◆ Do this
In the records below, find the line containing "Output the text content of this document." and repeat it and every line after it exactly, without pictures.

◆ Data extract
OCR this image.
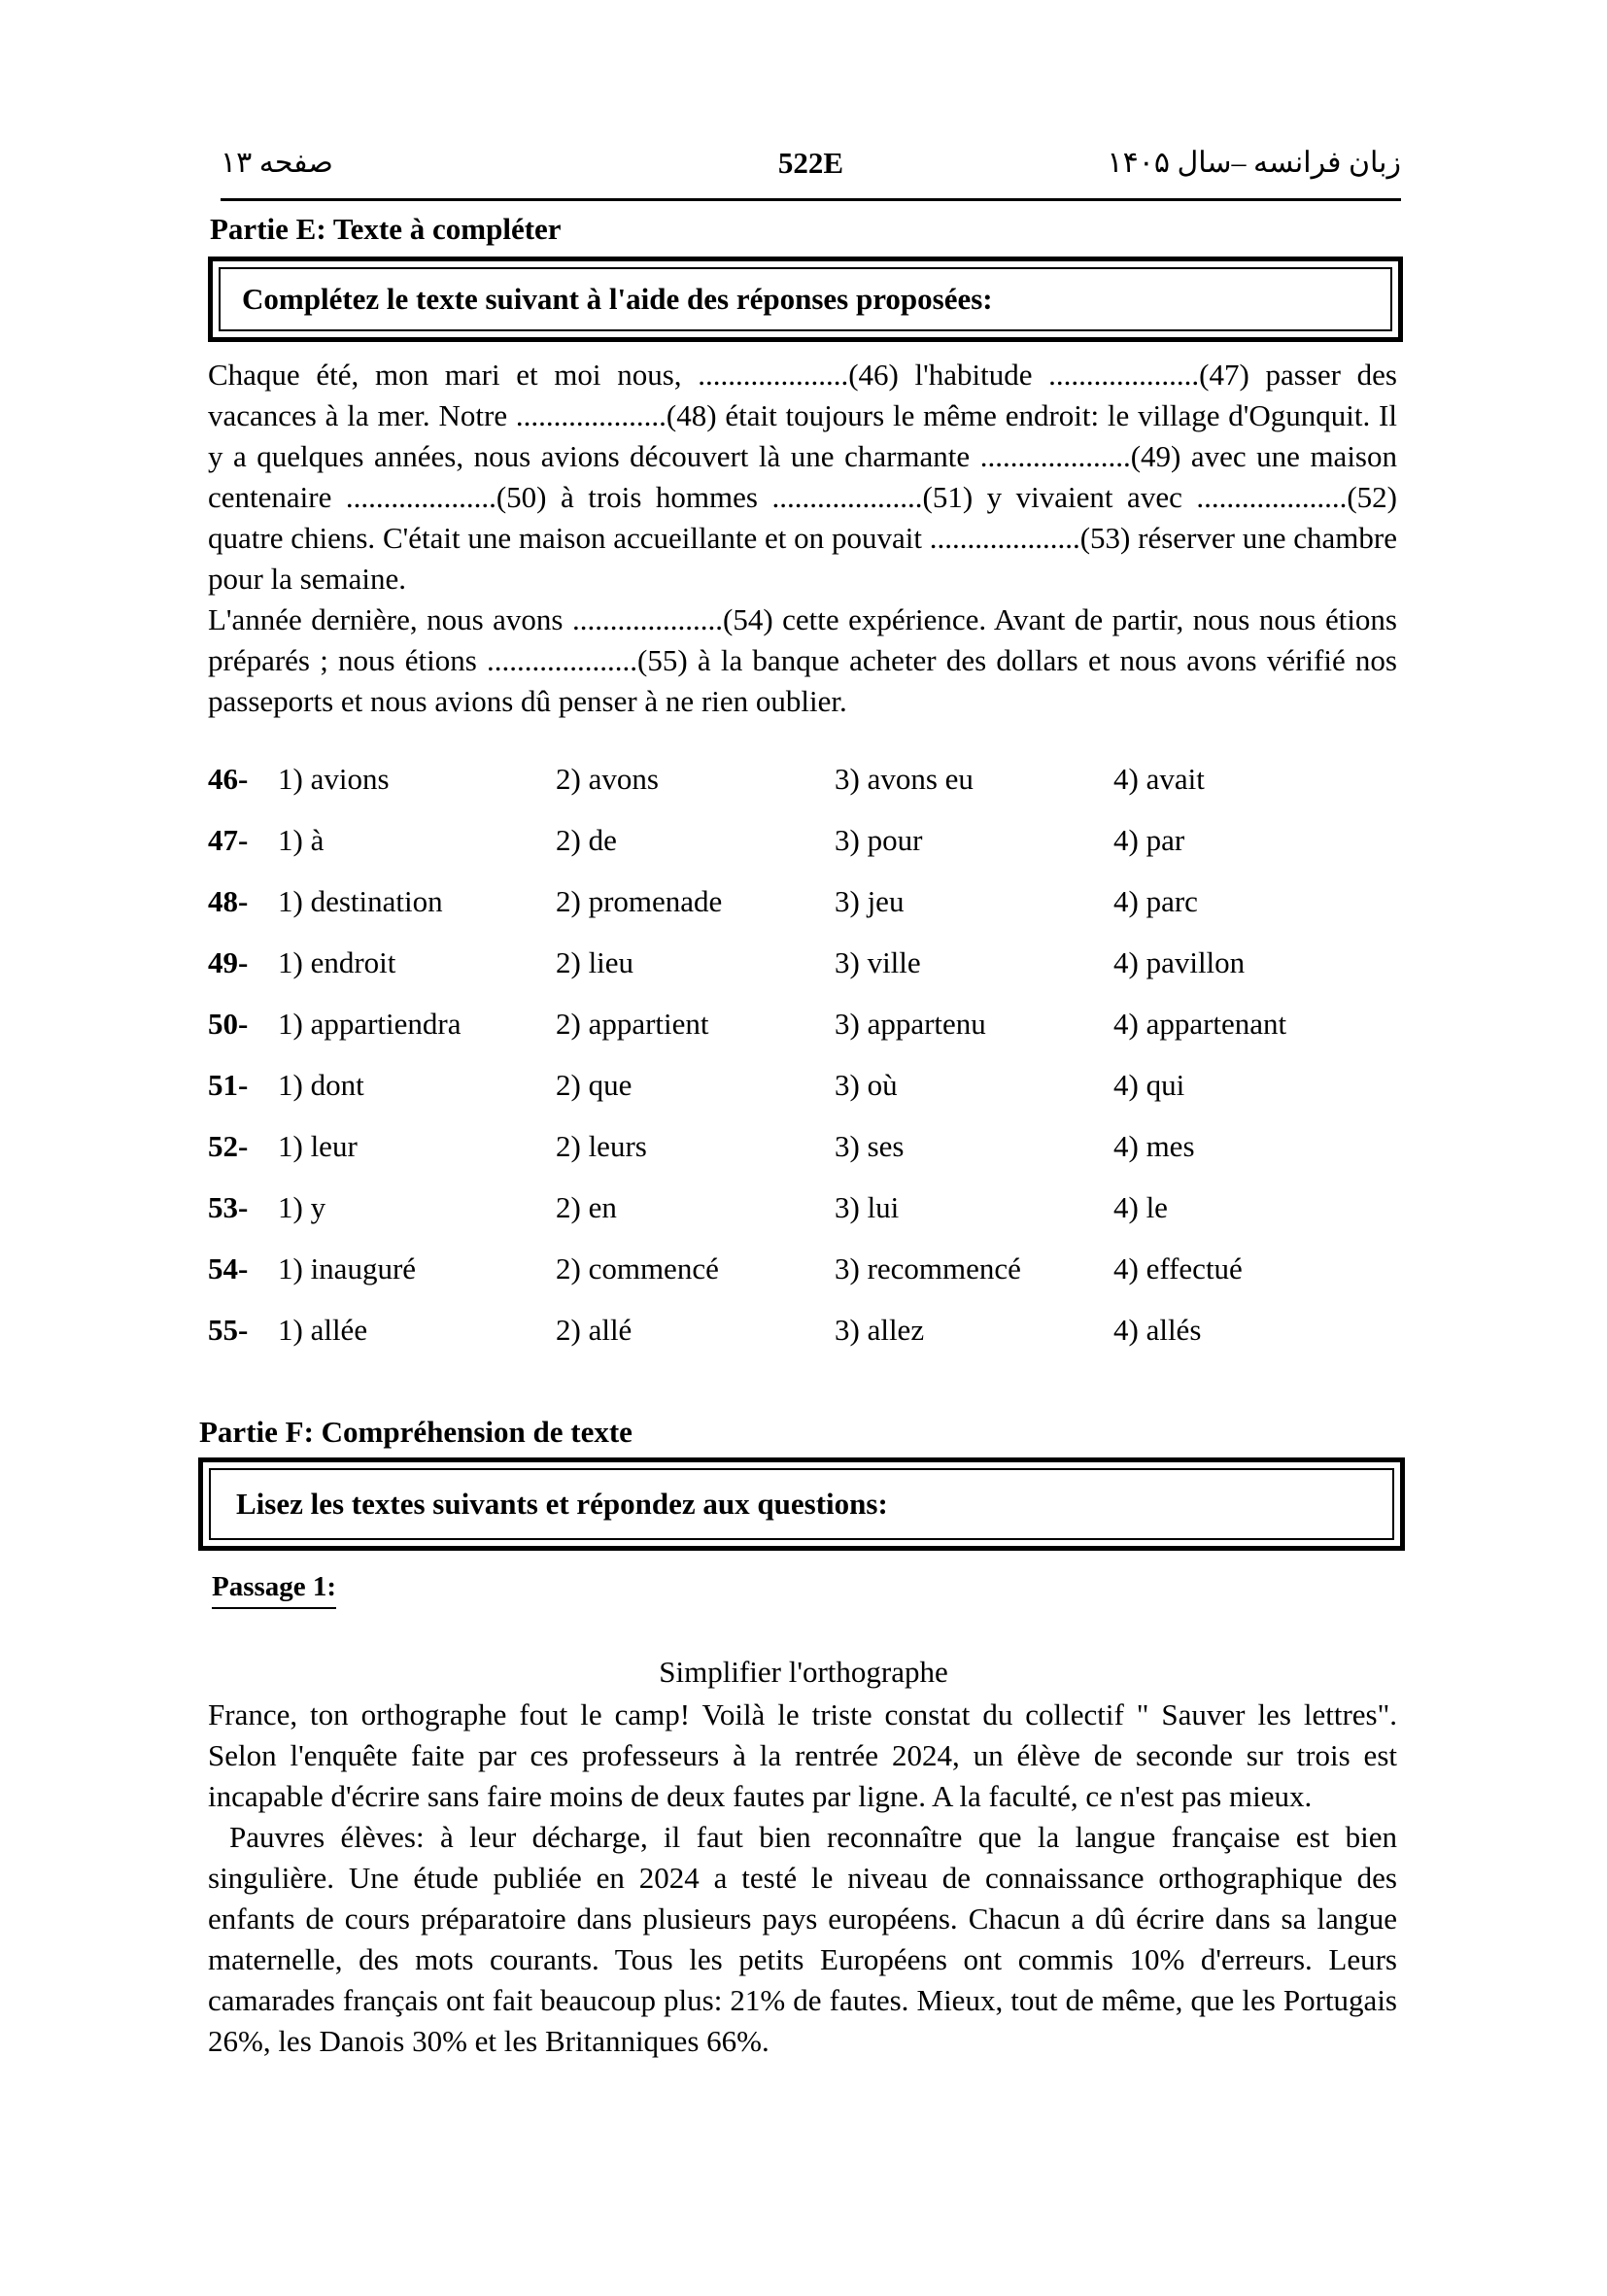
صفحه ۱۳	522E	زبان فرانسه –سال ۱۴۰۵
Partie E: Texte à compléter
Complétez le texte suivant à l'aide des réponses proposées:

Chaque été, mon mari et moi nous, ....................(46) l'habitude ....................(47) passer des vacances à la mer. Notre ....................(48) était toujours le même endroit: le village d'Ogunquit. Il y a quelques années, nous avions découvert là une charmante ....................(49) avec une maison centenaire ....................(50) à trois hommes ....................(51) y vivaient avec ....................(52) quatre chiens. C'était une maison accueillante et on pouvait ....................(53) réserver une chambre pour la semaine.

L'année dernière, nous avons ....................(54) cette expérience. Avant de partir, nous nous étions préparés ; nous étions ....................(55) à la banque acheter des dollars et nous avons vérifié nos passeports et nous avions dû penser à ne rien oublier.

46- 1) avions	2) avons	3) avons eu	4) avait
47- 1) à	2) de	3) pour	4) par
48- 1) destination	2) promenade	3) jeu	4) parc
49- 1) endroit	2) lieu	3) ville	4) pavillon
50- 1) appartiendra	2) appartient	3) appartenu	4) appartenant
51- 1) dont	2) que	3) où	4) qui
52- 1) leur	2) leurs	3) ses	4) mes
53- 1) y	2) en	3) lui	4) le
54- 1) inauguré	2) commencé	3) recommencé	4) effectué
55- 1) allée	2) allé	3) allez	4) allés
Partie F: Compréhension de texte
Lisez les textes suivants et répondez aux questions:
Passage 1:
Simplifier l'orthographe

France, ton orthographe fout le camp! Voilà le triste constat du collectif " Sauver les lettres". Selon l'enquête faite par ces professeurs à la rentrée 2024, un élève de seconde sur trois est incapable d'écrire sans faire moins de deux fautes par ligne. A la faculté, ce n'est pas mieux.

Pauvres élèves: à leur décharge, il faut bien reconnaître que la langue française est bien singulière. Une étude publiée en 2024 a testé le niveau de connaissance orthographique des enfants de cours préparatoire dans plusieurs pays européens. Chacun a dû écrire dans sa langue maternelle, des mots courants. Tous les petits Européens ont commis 10% d'erreurs. Leurs camarades français ont fait beaucoup plus: 21% de fautes. Mieux, tout de même, que les Portugais 26%, les Danois 30% et les Britanniques 66%.
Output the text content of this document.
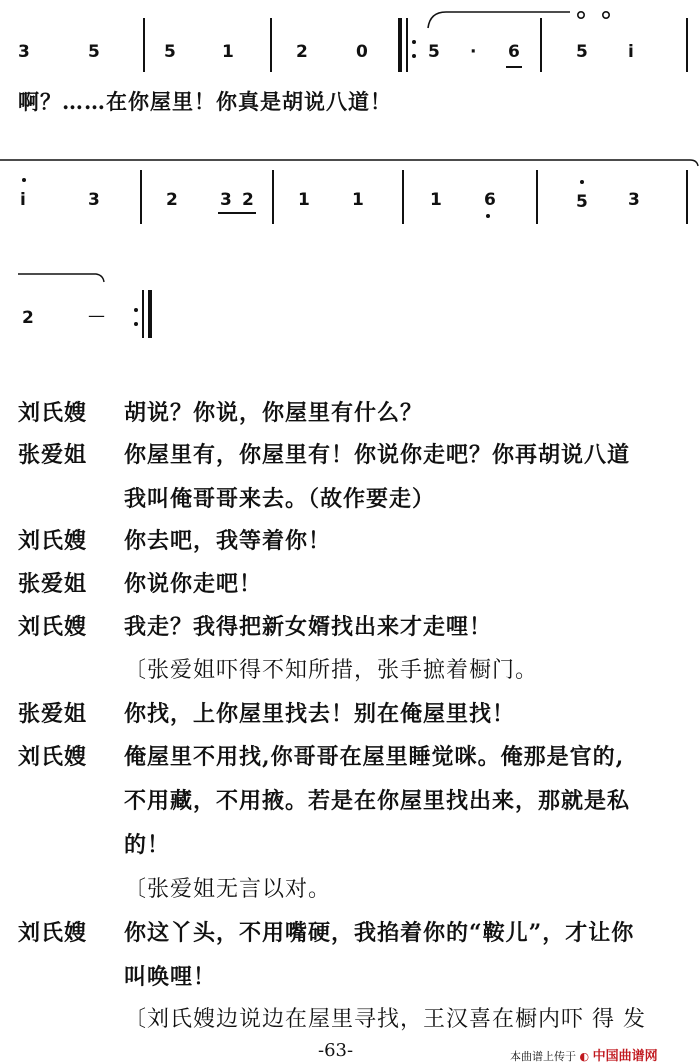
3	5	5	1	2	0	5 · 6	5 i
啊？……在你屋里！你真是胡说八道！
i	3	2 3 2	1 1	1 6	5 3
2	—
刘氏嫂 胡说？你说，你屋里有什么？
张爱姐 你屋里有，你屋里有！你说你走吧？你再胡说八道
我叫俺哥哥来去。（故作要走）
刘氏嫂 你去吧，我等着你！
张爱姐 你说你走吧！
刘氏嫂 我走？我得把新女婿找出来才走哩！
〔张爱姐吓得不知所措，张手摭着橱门。
张爱姐 你找，上你屋里找去！别在俺屋里找！
刘氏嫂 俺屋里不用找,你哥哥在屋里睡觉咪。俺那是官的,
不用藏，不用掖。若是在你屋里找出来，那就是私
的！
〔张爱姐无言以对。
刘氏嫂 你这丫头，不用嘴硬，我掐着你的“鞍儿”，才让你
叫唤哩！
〔刘氏嫂边说边在屋里寻找，王汉喜在橱内吓 得 发
-63-	本曲谱上传于 ◐ 中国曲谱网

◆ Result of this exercise
Output the text content of this document.
3	5	5	1	2	0	5 · 6	5 i
啊？……在你屋里！你真是胡说八道！
i	3	2 3 2	1 1	1 6	5 3
2	—
刘氏嫂 胡说？你说，你屋里有什么？
张爱姐 你屋里有，你屋里有！你说你走吧？你再胡说八道
我叫俺哥哥来去。（故作要走）
刘氏嫂 你去吧，我等着你！
张爱姐 你说你走吧！
刘氏嫂 我走？我得把新女婿找出来才走哩！
〔张爱姐吓得不知所措，张手摭着橱门。
张爱姐 你找，上你屋里找去！别在俺屋里找！
刘氏嫂 俺屋里不用找,你哥哥在屋里睡觉咪。俺那是官的,
不用藏，不用掖。若是在你屋里找出来，那就是私
的！
〔张爱姐无言以对。
刘氏嫂 你这丫头，不用嘴硬，我掐着你的“鞍儿”，才让你
叫唤哩！
〔刘氏嫂边说边在屋里寻找，王汉喜在橱内吓 得 发
-63-	本曲谱上传于 ◐ 中国曲谱网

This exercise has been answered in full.